> EXERCISE OBJECTIVE: Return only the line that contains "Parse this screenshot: output" and each line after it, through the last line of the data below, copied exactly.

> TASK INPUT:
▬▬▬▬▬▬▬▬▬▬

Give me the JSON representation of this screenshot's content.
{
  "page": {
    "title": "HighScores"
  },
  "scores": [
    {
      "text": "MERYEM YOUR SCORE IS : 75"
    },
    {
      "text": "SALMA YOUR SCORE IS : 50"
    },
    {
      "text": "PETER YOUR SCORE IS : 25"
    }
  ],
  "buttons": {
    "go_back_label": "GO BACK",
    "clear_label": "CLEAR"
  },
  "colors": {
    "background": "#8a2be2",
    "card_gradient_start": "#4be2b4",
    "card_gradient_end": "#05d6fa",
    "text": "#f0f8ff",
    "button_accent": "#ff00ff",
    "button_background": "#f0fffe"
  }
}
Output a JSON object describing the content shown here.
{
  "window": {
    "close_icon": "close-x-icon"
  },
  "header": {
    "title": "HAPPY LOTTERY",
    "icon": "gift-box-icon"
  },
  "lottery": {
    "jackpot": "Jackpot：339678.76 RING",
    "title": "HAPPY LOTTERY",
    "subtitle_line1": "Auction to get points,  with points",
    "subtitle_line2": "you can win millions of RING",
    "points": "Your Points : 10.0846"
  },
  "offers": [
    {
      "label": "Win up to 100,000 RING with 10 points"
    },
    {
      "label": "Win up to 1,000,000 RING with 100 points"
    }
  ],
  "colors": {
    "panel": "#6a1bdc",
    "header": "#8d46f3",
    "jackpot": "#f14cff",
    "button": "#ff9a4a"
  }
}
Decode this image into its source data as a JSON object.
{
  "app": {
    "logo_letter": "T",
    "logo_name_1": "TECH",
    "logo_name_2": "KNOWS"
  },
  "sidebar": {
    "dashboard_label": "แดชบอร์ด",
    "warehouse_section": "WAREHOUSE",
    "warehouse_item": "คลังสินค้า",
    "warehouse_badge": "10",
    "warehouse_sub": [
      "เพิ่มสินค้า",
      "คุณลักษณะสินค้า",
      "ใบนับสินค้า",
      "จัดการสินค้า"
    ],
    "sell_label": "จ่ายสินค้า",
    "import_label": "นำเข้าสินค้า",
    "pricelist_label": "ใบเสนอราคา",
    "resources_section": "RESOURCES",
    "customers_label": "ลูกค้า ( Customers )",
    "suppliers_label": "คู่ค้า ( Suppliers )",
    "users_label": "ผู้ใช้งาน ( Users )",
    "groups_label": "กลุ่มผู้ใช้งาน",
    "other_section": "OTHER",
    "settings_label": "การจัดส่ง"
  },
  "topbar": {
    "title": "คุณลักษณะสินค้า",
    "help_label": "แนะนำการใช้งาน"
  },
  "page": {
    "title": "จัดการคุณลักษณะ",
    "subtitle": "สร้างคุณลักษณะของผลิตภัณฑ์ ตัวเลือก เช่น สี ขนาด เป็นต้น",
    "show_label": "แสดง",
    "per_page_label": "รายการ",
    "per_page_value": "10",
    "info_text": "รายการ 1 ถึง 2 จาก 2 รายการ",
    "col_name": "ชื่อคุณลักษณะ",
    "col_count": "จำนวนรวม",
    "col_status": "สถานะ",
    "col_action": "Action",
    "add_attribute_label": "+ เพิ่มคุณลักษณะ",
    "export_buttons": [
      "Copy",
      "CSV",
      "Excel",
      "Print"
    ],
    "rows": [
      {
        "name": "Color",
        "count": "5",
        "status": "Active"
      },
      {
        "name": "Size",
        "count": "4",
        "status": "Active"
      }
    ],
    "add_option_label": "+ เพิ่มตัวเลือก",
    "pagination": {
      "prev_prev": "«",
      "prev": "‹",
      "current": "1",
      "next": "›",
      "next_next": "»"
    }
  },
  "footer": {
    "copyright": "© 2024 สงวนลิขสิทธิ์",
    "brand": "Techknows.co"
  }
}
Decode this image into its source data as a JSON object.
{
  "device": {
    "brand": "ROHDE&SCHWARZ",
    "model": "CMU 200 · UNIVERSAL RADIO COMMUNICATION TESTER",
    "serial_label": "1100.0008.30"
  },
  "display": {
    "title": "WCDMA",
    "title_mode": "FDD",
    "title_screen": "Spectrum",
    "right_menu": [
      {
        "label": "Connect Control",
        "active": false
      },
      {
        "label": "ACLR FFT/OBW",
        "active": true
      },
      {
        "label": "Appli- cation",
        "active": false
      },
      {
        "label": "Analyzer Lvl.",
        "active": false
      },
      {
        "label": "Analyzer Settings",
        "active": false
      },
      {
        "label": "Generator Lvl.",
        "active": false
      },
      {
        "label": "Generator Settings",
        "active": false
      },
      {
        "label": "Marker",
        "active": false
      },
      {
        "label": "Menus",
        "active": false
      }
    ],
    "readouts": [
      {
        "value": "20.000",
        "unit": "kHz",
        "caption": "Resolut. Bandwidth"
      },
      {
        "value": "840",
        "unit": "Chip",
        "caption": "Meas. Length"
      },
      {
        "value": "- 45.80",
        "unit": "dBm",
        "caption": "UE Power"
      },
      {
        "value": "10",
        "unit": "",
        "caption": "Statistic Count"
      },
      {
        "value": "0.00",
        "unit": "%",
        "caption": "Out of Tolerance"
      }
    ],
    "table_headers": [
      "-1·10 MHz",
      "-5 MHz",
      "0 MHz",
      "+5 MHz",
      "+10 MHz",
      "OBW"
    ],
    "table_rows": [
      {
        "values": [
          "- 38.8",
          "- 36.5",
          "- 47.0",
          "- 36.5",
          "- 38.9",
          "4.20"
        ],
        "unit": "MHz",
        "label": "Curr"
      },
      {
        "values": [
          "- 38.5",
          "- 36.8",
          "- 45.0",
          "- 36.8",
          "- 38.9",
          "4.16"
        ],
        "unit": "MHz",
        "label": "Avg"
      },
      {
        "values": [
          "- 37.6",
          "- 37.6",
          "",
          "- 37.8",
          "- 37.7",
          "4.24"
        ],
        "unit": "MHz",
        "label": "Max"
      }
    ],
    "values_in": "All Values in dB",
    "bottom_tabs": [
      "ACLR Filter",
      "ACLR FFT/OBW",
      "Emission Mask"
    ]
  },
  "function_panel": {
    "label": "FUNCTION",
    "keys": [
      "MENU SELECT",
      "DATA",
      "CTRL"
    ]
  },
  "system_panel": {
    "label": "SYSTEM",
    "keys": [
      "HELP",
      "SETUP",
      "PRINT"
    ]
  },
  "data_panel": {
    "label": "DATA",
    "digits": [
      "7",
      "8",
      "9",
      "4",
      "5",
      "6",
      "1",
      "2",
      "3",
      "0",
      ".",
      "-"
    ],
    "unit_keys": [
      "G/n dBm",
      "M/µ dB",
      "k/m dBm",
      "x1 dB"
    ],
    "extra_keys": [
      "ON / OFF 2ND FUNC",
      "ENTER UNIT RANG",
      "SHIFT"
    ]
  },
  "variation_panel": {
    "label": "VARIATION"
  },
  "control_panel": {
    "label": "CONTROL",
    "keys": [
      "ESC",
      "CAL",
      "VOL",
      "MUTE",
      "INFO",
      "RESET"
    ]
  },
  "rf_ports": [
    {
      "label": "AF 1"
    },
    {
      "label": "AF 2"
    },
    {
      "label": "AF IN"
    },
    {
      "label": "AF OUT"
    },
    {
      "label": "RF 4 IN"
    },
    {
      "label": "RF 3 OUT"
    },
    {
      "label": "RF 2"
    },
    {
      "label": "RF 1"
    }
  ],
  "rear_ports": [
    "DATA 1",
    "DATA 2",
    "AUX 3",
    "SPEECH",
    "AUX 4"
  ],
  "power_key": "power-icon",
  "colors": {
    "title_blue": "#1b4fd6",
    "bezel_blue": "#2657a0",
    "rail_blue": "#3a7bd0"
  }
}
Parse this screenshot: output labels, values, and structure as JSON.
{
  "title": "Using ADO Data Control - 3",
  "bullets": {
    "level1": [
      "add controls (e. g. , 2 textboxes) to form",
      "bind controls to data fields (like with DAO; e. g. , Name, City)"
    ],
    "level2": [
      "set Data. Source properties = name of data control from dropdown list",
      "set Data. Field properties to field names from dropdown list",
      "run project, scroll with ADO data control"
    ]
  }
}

▬▬▬▬▬▬▬▬▬▬

> WRITTEN SOLUTION:
Parse this screenshot: output labels, values, and structure as JSON.
{
  "title": "Using ADO Data Control - 3",
  "bullets": {
    "level1": [
      "add controls (e. g. , 2 textboxes) to form",
      "bind controls to data fields (like with DAO; e. g. , Name, City)"
    ],
    "level2": [
      "set Data. Source properties = name of data control from dropdown list",
      "set Data. Field properties to field names from dropdown list",
      "run project, scroll with ADO data control"
    ]
  }
}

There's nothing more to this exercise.